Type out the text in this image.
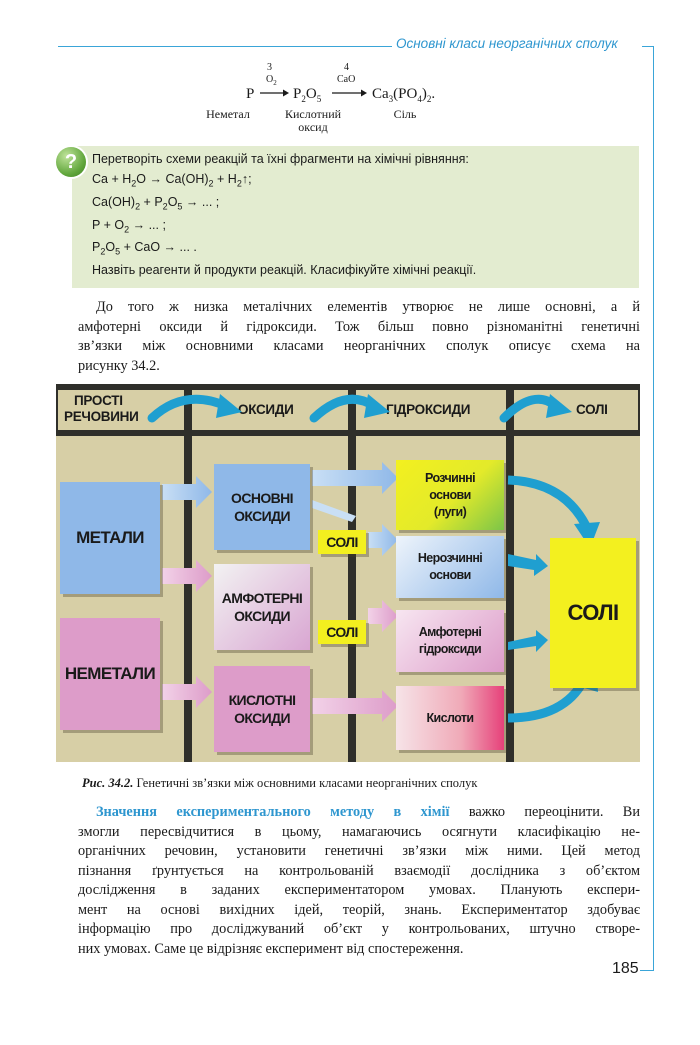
Основні класи неорганічних сполук
P
3
$O_2$
$P_2O_5$
4
CaO
$Ca_3(PO_4)_2$.
Неметал	Кислотний
оксид
Сіль
?	Перетворіть схеми реакцій та їхні фрагменти на хімічні рівняння:
$Ca + H_2O \to Ca(OH)_2$ + $H_2↑$;
$Ca(OH)_2 + P_2O_5$ → ... ;
$P + O_2$ → ... ;
$P_2O_5$ + CaO → ... .
Назвіть реагенти й продукти реакцій. Класифікуйте хімічні реакції.
До того ж низка металічних елементів утворює не лише основні, а й
амфотерні оксиди й гідроксиди. Тож більш повно різноманітні генетичні
зв’язки між основними класами неорганічних сполук описує схема на
рисунку 34.2.
ПРОСТІ
РЕЧОВИНИ	ОКСИДИ	ГІДРОКСИДИ	СОЛІ
МЕТАЛИ
НЕМЕТАЛИ
ОСНОВНІ
ОКСИДИ
АМФОТЕРНІ
ОКСИДИ
КИСЛОТНІ
ОКСИДИ
СОЛІ
СОЛІ
Розчинні
основи
(луги)
Нерозчинні
основи
Амфотерні
гідроксиди
Кислоти
СОЛІ
Рис. 34.2. Генетичні зв’язки між основними класами неорганічних сполук
Значення експериментального методу в хімії важко переоцінити. Ви
змогли пересвідчитися в цьому, намагаючись осягнути класифікацію не-
органічних речовин, установити генетичні зв’язки між ними. Цей метод
пізнання ґрунтується на контрольованій взаємодії дослідника з об’єктом
дослідження в заданих експериментатором умовах. Планують експери-
мент на основі вихідних ідей, теорій, знань. Експериментатор здобуває
інформацію про досліджуваний об’єкт у контрольованих, штучно створе-
них умовах. Саме це відрізняє експеримент від спостереження.
185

---

» Written instruction
Print each entry shown above with exact wording and no pictures.

» Answer
Type out the text in this image.
Основні класи неорганічних сполук
P
3
$O_2$
$P_2O_5$
4
CaO
$Ca_3(PO_4)_2$.
Неметал	Кислотний
оксид
Сіль
?	Перетворіть схеми реакцій та їхні фрагменти на хімічні рівняння:
$Ca + H_2O \to Ca(OH)_2$ + $H_2↑$;
$Ca(OH)_2 + P_2O_5$ → ... ;
$P + O_2$ → ... ;
$P_2O_5$ + CaO → ... .
Назвіть реагенти й продукти реакцій. Класифікуйте хімічні реакції.
До того ж низка металічних елементів утворює не лише основні, а й
амфотерні оксиди й гідроксиди. Тож більш повно різноманітні генетичні
зв’язки між основними класами неорганічних сполук описує схема на
рисунку 34.2.
ПРОСТІ
РЕЧОВИНИ	ОКСИДИ	ГІДРОКСИДИ	СОЛІ
МЕТАЛИ
НЕМЕТАЛИ
ОСНОВНІ
ОКСИДИ
АМФОТЕРНІ
ОКСИДИ
КИСЛОТНІ
ОКСИДИ
СОЛІ
СОЛІ
Розчинні
основи
(луги)
Нерозчинні
основи
Амфотерні
гідроксиди
Кислоти
СОЛІ
Рис. 34.2. Генетичні зв’язки між основними класами неорганічних сполук
Значення експериментального методу в хімії важко переоцінити. Ви
змогли пересвідчитися в цьому, намагаючись осягнути класифікацію не-
органічних речовин, установити генетичні зв’язки між ними. Цей метод
пізнання ґрунтується на контрольованій взаємодії дослідника з об’єктом
дослідження в заданих експериментатором умовах. Планують експери-
мент на основі вихідних ідей, теорій, знань. Експериментатор здобуває
інформацію про досліджуваний об’єкт у контрольованих, штучно створе-
них умовах. Саме це відрізняє експеримент від спостереження.
185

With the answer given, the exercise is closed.